Goal
The records below must be retyped exactly.

(Saved entries)
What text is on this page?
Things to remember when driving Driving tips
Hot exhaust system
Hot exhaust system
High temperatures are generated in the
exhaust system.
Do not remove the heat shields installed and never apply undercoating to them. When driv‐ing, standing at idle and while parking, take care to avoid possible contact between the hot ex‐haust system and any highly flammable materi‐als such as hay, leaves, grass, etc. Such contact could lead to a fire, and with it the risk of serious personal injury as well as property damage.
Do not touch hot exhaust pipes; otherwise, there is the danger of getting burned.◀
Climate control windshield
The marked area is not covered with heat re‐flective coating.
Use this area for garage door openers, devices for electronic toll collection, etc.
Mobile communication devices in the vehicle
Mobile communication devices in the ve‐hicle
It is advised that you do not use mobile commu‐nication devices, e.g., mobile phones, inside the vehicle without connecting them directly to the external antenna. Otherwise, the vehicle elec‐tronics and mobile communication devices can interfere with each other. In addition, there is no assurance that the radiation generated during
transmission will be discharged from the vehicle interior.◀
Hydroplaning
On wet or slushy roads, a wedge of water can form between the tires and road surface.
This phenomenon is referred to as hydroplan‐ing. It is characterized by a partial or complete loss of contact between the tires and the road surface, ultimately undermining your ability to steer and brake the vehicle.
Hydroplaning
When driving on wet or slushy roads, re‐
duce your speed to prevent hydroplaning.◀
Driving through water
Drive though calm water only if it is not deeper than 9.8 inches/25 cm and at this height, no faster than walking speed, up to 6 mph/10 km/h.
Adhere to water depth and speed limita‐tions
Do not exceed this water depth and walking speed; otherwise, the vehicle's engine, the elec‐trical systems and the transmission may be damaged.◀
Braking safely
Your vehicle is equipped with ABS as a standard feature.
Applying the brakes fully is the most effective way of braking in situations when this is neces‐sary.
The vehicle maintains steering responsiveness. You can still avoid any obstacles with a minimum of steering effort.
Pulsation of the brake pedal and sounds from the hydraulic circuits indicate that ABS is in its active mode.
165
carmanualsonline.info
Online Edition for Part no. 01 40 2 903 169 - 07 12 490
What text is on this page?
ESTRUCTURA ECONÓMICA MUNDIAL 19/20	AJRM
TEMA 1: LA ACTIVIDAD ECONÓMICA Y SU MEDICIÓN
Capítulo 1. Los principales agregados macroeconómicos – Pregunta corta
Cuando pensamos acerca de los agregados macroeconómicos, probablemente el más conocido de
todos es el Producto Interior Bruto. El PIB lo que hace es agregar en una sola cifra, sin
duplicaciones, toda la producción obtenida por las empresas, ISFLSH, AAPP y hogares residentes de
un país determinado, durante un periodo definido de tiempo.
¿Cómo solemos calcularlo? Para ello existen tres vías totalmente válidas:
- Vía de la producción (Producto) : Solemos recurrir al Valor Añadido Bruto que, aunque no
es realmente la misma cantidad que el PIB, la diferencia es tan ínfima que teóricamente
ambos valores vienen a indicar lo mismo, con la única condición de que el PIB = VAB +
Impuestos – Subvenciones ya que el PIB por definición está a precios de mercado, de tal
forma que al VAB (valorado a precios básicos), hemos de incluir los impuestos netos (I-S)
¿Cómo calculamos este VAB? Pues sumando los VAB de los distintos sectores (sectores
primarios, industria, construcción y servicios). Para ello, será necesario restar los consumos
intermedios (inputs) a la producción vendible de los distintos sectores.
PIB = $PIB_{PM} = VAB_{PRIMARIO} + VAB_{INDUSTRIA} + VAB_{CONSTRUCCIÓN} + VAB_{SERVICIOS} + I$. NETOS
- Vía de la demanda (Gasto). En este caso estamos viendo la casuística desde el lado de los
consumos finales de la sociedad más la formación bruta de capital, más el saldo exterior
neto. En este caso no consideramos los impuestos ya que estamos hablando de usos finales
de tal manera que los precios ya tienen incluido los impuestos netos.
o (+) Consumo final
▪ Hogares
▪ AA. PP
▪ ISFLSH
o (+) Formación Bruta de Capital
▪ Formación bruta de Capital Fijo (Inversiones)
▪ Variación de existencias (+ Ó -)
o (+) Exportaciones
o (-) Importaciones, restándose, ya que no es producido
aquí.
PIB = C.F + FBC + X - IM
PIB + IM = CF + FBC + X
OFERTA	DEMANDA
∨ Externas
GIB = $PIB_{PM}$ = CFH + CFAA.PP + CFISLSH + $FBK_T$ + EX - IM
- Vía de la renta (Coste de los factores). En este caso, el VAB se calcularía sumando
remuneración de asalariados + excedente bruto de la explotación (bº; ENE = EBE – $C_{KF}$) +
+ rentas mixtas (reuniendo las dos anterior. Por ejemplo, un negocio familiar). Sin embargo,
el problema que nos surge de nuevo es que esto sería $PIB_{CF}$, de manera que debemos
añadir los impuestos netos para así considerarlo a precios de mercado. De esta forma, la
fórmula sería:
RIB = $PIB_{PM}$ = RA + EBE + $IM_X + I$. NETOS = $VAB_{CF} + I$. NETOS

Solved problem
What text is on this page?
Things to remember when driving Driving tips
Hot exhaust system
Hot exhaust system
High temperatures are generated in the
exhaust system.
Do not remove the heat shields installed and never apply undercoating to them. When driv‐ing, standing at idle and while parking, take care to avoid possible contact between the hot ex‐haust system and any highly flammable materi‐als such as hay, leaves, grass, etc. Such contact could lead to a fire, and with it the risk of serious personal injury as well as property damage.
Do not touch hot exhaust pipes; otherwise, there is the danger of getting burned.◀
Climate control windshield
The marked area is not covered with heat re‐flective coating.
Use this area for garage door openers, devices for electronic toll collection, etc.
Mobile communication devices in the vehicle
Mobile communication devices in the ve‐hicle
It is advised that you do not use mobile commu‐nication devices, e.g., mobile phones, inside the vehicle without connecting them directly to the external antenna. Otherwise, the vehicle elec‐tronics and mobile communication devices can interfere with each other. In addition, there is no assurance that the radiation generated during
transmission will be discharged from the vehicle interior.◀
Hydroplaning
On wet or slushy roads, a wedge of water can form between the tires and road surface.
This phenomenon is referred to as hydroplan‐ing. It is characterized by a partial or complete loss of contact between the tires and the road surface, ultimately undermining your ability to steer and brake the vehicle.
Hydroplaning
When driving on wet or slushy roads, re‐
duce your speed to prevent hydroplaning.◀
Driving through water
Drive though calm water only if it is not deeper than 9.8 inches/25 cm and at this height, no faster than walking speed, up to 6 mph/10 km/h.
Adhere to water depth and speed limita‐tions
Do not exceed this water depth and walking speed; otherwise, the vehicle's engine, the elec‐trical systems and the transmission may be damaged.◀
Braking safely
Your vehicle is equipped with ABS as a standard feature.
Applying the brakes fully is the most effective way of braking in situations when this is neces‐sary.
The vehicle maintains steering responsiveness. You can still avoid any obstacles with a minimum of steering effort.
Pulsation of the brake pedal and sounds from the hydraulic circuits indicate that ABS is in its active mode.
165
carmanualsonline.info
Online Edition for Part no. 01 40 2 903 169 - 07 12 490
What text is on this page?
ESTRUCTURA ECONÓMICA MUNDIAL 19/20	AJRM
TEMA 1: LA ACTIVIDAD ECONÓMICA Y SU MEDICIÓN
Capítulo 1. Los principales agregados macroeconómicos – Pregunta corta
Cuando pensamos acerca de los agregados macroeconómicos, probablemente el más conocido de
todos es el Producto Interior Bruto. El PIB lo que hace es agregar en una sola cifra, sin
duplicaciones, toda la producción obtenida por las empresas, ISFLSH, AAPP y hogares residentes de
un país determinado, durante un periodo definido de tiempo.
¿Cómo solemos calcularlo? Para ello existen tres vías totalmente válidas:
- Vía de la producción (Producto) : Solemos recurrir al Valor Añadido Bruto que, aunque no
es realmente la misma cantidad que el PIB, la diferencia es tan ínfima que teóricamente
ambos valores vienen a indicar lo mismo, con la única condición de que el PIB = VAB +
Impuestos – Subvenciones ya que el PIB por definición está a precios de mercado, de tal
forma que al VAB (valorado a precios básicos), hemos de incluir los impuestos netos (I-S)
¿Cómo calculamos este VAB? Pues sumando los VAB de los distintos sectores (sectores
primarios, industria, construcción y servicios). Para ello, será necesario restar los consumos
intermedios (inputs) a la producción vendible de los distintos sectores.
PIB = $PIB_{PM} = VAB_{PRIMARIO} + VAB_{INDUSTRIA} + VAB_{CONSTRUCCIÓN} + VAB_{SERVICIOS} + I$. NETOS
- Vía de la demanda (Gasto). En este caso estamos viendo la casuística desde el lado de los
consumos finales de la sociedad más la formación bruta de capital, más el saldo exterior
neto. En este caso no consideramos los impuestos ya que estamos hablando de usos finales
de tal manera que los precios ya tienen incluido los impuestos netos.
o (+) Consumo final
▪ Hogares
▪ AA. PP
▪ ISFLSH
o (+) Formación Bruta de Capital
▪ Formación bruta de Capital Fijo (Inversiones)
▪ Variación de existencias (+ Ó -)
o (+) Exportaciones
o (-) Importaciones, restándose, ya que no es producido
aquí.
PIB = C.F + FBC + X - IM
PIB + IM = CF + FBC + X
OFERTA	DEMANDA
∨ Externas
GIB = $PIB_{PM}$ = CFH + CFAA.PP + CFISLSH + $FBK_T$ + EX - IM
- Vía de la renta (Coste de los factores). En este caso, el VAB se calcularía sumando
remuneración de asalariados + excedente bruto de la explotación (bº; ENE = EBE – $C_{KF}$) +
+ rentas mixtas (reuniendo las dos anterior. Por ejemplo, un negocio familiar). Sin embargo,
el problema que nos surge de nuevo es que esto sería $PIB_{CF}$, de manera que debemos
añadir los impuestos netos para así considerarlo a precios de mercado. De esta forma, la
fórmula sería:
RIB = $PIB_{PM}$ = RA + EBE + $IM_X + I$. NETOS = $VAB_{CF} + I$. NETOS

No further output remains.